__WHAT YOU WILL DO__
For the records below, give the count of lines holding the word "Statement" and nothing more.

(Saved entries)
# # # # #
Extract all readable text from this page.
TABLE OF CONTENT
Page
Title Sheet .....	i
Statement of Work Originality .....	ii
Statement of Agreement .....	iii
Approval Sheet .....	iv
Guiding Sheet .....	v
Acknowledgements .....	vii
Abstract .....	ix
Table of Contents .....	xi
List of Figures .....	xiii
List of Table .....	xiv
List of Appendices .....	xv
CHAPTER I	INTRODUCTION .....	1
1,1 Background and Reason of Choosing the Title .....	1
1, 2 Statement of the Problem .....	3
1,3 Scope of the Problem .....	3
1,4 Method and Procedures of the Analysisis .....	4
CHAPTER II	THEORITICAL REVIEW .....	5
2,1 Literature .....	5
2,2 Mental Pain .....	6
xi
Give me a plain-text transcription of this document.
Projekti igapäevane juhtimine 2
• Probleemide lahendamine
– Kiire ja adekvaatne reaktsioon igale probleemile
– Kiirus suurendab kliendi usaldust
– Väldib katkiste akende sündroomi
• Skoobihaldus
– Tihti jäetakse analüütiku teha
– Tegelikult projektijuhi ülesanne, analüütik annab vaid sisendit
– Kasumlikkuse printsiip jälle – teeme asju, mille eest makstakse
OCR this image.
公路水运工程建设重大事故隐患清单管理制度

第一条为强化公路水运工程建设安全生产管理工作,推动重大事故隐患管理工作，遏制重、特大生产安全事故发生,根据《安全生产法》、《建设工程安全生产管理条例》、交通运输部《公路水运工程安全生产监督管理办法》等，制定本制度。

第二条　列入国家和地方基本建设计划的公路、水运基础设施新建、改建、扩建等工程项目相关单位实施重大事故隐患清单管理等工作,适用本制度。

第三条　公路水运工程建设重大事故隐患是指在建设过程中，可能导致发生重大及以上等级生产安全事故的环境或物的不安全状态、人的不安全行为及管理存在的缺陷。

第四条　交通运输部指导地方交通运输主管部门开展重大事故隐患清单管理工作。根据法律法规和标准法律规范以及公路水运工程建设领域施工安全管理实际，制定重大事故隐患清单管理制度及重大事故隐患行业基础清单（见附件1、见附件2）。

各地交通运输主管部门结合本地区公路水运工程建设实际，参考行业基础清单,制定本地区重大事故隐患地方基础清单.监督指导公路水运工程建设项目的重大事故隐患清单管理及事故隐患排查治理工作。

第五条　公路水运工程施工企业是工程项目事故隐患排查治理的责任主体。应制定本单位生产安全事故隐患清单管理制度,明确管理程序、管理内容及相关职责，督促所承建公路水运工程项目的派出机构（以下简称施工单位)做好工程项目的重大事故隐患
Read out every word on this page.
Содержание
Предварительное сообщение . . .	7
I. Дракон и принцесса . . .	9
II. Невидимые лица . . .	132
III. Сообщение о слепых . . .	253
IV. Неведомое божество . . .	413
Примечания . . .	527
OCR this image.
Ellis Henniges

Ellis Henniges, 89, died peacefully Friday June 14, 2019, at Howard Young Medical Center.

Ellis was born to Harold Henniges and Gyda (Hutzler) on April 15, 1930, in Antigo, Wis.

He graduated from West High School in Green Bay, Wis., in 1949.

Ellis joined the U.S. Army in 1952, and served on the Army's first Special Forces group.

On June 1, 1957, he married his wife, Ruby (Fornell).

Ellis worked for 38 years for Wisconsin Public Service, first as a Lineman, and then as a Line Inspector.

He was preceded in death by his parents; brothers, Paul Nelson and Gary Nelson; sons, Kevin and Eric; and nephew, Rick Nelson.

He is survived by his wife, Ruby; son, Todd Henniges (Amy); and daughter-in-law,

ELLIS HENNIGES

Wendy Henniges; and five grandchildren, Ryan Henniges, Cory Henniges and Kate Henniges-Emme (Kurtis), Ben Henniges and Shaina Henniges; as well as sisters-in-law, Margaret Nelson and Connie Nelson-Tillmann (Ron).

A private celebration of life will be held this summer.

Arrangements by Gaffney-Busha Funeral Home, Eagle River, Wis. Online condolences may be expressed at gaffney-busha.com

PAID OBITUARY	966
# # # # #
__SOLUTION BELOW__
3